> **EXERCISE INPUT**:
★ ★ ★

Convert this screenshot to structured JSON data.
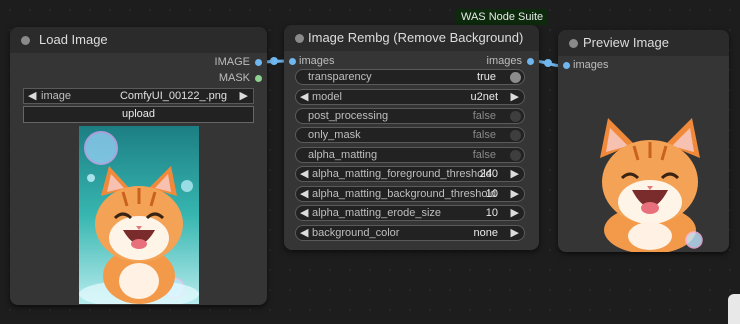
{
  "load_node": {
    "title": "Load Image",
    "outputs": [
      {
        "label": "IMAGE",
        "color": "#6fb7ee"
      },
      {
        "label": "MASK",
        "color": "#8fd18f"
      }
    ],
    "image_widget": {
      "label": "image",
      "value": "ComfyUI_00122_.png"
    },
    "upload_label": "upload"
  },
  "rembg_node": {
    "badge": "WAS Node Suite",
    "title": "Image Rembg (Remove Background)",
    "input_label": "images",
    "output_label": "images",
    "widgets": [
      {
        "type": "toggle",
        "label": "transparency",
        "value": "true"
      },
      {
        "type": "combo",
        "label": "model",
        "value": "u2net"
      },
      {
        "type": "toggle",
        "label": "post_processing",
        "value": "false"
      },
      {
        "type": "toggle",
        "label": "only_mask",
        "value": "false"
      },
      {
        "type": "toggle",
        "label": "alpha_matting",
        "value": "false"
      },
      {
        "type": "number",
        "label": "alpha_matting_foreground_threshold",
        "value": "240"
      },
      {
        "type": "number",
        "label": "alpha_matting_background_threshold",
        "value": "10"
      },
      {
        "type": "number",
        "label": "alpha_matting_erode_size",
        "value": "10"
      },
      {
        "type": "combo",
        "label": "background_color",
        "value": "none"
      }
    ]
  },
  "preview_node": {
    "title": "Preview Image",
    "input_label": "images"
  },
  "colors": {
    "link": "#6fb7ee",
    "mask": "#8fd18f",
    "node_bg": "#353535",
    "canvas": "#1d1d1d"
  }
}
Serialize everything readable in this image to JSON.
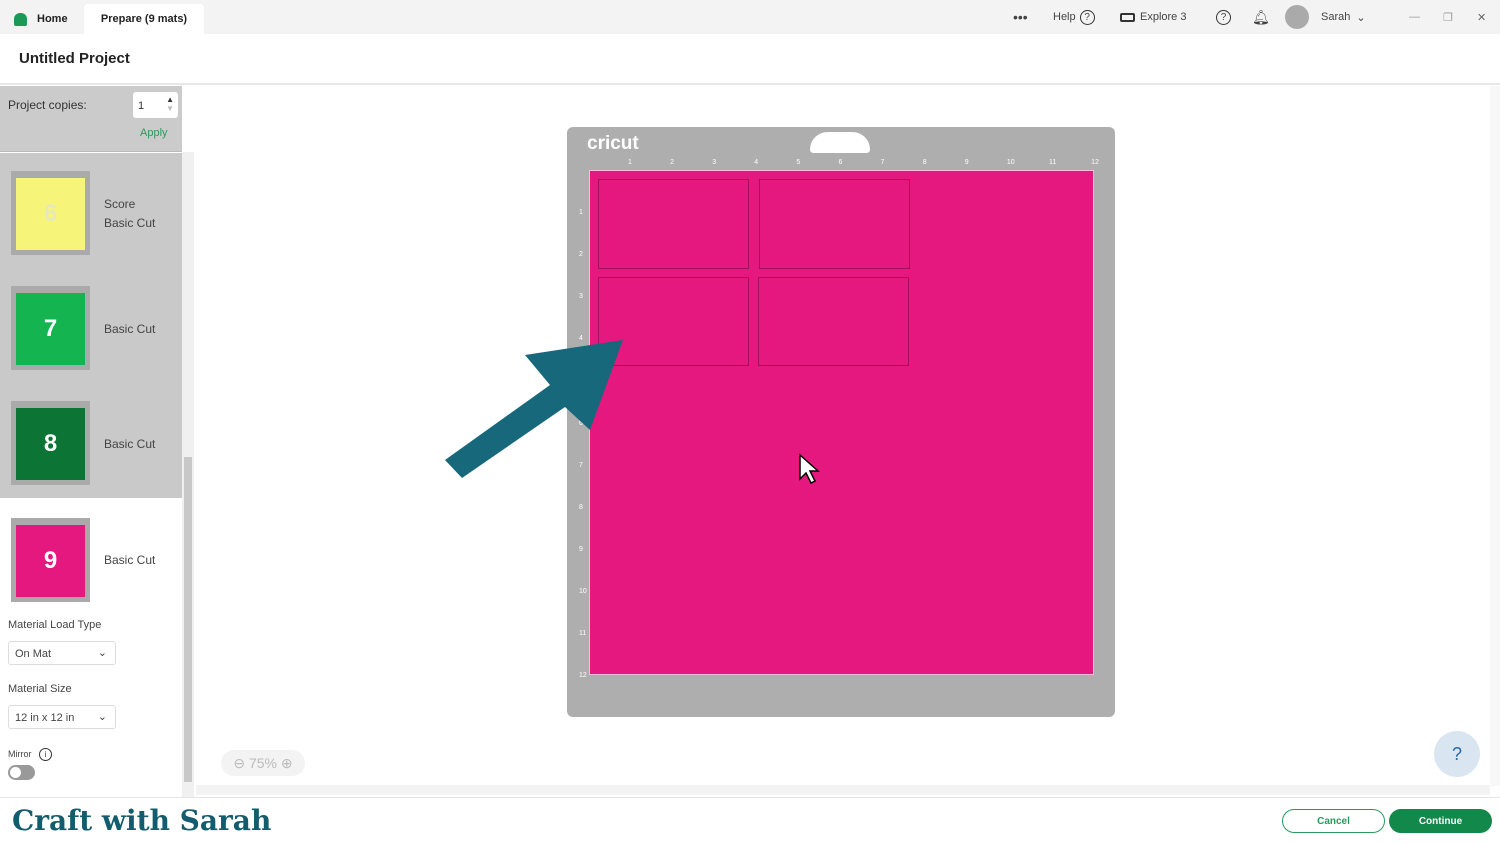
{
  "tabs": {
    "home": "Home",
    "prepare": "Prepare (9 mats)"
  },
  "top": {
    "more": "•••",
    "help": "Help",
    "machine": "Explore 3",
    "user": "Sarah"
  },
  "project_title": "Untitled Project",
  "copies": {
    "label": "Project copies:",
    "value": "1",
    "apply": "Apply"
  },
  "mats": [
    {
      "number": "6",
      "color": "#f6f57a",
      "lines": [
        "Score",
        "Basic Cut"
      ]
    },
    {
      "number": "7",
      "color": "#14b450",
      "lines": [
        "Basic Cut"
      ]
    },
    {
      "number": "8",
      "color": "#0c7434",
      "lines": [
        "Basic Cut"
      ]
    },
    {
      "number": "9",
      "color": "#e5187f",
      "lines": [
        "Basic Cut"
      ]
    }
  ],
  "material_load": {
    "label": "Material Load Type",
    "value": "On Mat"
  },
  "material_size": {
    "label": "Material Size",
    "value": "12 in x 12 in"
  },
  "mirror": {
    "label": "Mirror",
    "on": false
  },
  "canvas": {
    "brand": "cricut",
    "ruler": [
      "1",
      "2",
      "3",
      "4",
      "5",
      "6",
      "7",
      "8",
      "9",
      "10",
      "11",
      "12"
    ],
    "zoom": "75%",
    "mat_color": "#e5187f"
  },
  "footer": {
    "logo": "Craft with Sarah",
    "cancel": "Cancel",
    "continue": "Continue"
  }
}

★ ★ ★

> **TASK DIRECTIONS**: Leaving aside the images, write out the entries above word for word.

> **COMPLETE ANSWER**:
Convert this screenshot to structured JSON data.
{
  "load_node": {
    "title": "Load Image",
    "outputs": [
      {
        "label": "IMAGE",
        "color": "#6fb7ee"
      },
      {
        "label": "MASK",
        "color": "#8fd18f"
      }
    ],
    "image_widget": {
      "label": "image",
      "value": "ComfyUI_00122_.png"
    },
    "upload_label": "upload"
  },
  "rembg_node": {
    "badge": "WAS Node Suite",
    "title": "Image Rembg (Remove Background)",
    "input_label": "images",
    "output_label": "images",
    "widgets": [
      {
        "type": "toggle",
        "label": "transparency",
        "value": "true"
      },
      {
        "type": "combo",
        "label": "model",
        "value": "u2net"
      },
      {
        "type": "toggle",
        "label": "post_processing",
        "value": "false"
      },
      {
        "type": "toggle",
        "label": "only_mask",
        "value": "false"
      },
      {
        "type": "toggle",
        "label": "alpha_matting",
        "value": "false"
      },
      {
        "type": "number",
        "label": "alpha_matting_foreground_threshold",
        "value": "240"
      },
      {
        "type": "number",
        "label": "alpha_matting_background_threshold",
        "value": "10"
      },
      {
        "type": "number",
        "label": "alpha_matting_erode_size",
        "value": "10"
      },
      {
        "type": "combo",
        "label": "background_color",
        "value": "none"
      }
    ]
  },
  "preview_node": {
    "title": "Preview Image",
    "input_label": "images"
  },
  "colors": {
    "link": "#6fb7ee",
    "mask": "#8fd18f",
    "node_bg": "#353535",
    "canvas": "#1d1d1d"
  }
}
Serialize everything readable in this image to JSON.
{
  "tabs": {
    "home": "Home",
    "prepare": "Prepare (9 mats)"
  },
  "top": {
    "more": "•••",
    "help": "Help",
    "machine": "Explore 3",
    "user": "Sarah"
  },
  "project_title": "Untitled Project",
  "copies": {
    "label": "Project copies:",
    "value": "1",
    "apply": "Apply"
  },
  "mats": [
    {
      "number": "6",
      "color": "#f6f57a",
      "lines": [
        "Score",
        "Basic Cut"
      ]
    },
    {
      "number": "7",
      "color": "#14b450",
      "lines": [
        "Basic Cut"
      ]
    },
    {
      "number": "8",
      "color": "#0c7434",
      "lines": [
        "Basic Cut"
      ]
    },
    {
      "number": "9",
      "color": "#e5187f",
      "lines": [
        "Basic Cut"
      ]
    }
  ],
  "material_load": {
    "label": "Material Load Type",
    "value": "On Mat"
  },
  "material_size": {
    "label": "Material Size",
    "value": "12 in x 12 in"
  },
  "mirror": {
    "label": "Mirror",
    "on": false
  },
  "canvas": {
    "brand": "cricut",
    "ruler": [
      "1",
      "2",
      "3",
      "4",
      "5",
      "6",
      "7",
      "8",
      "9",
      "10",
      "11",
      "12"
    ],
    "zoom": "75%",
    "mat_color": "#e5187f"
  },
  "footer": {
    "logo": "Craft with Sarah",
    "cancel": "Cancel",
    "continue": "Continue"
  }
}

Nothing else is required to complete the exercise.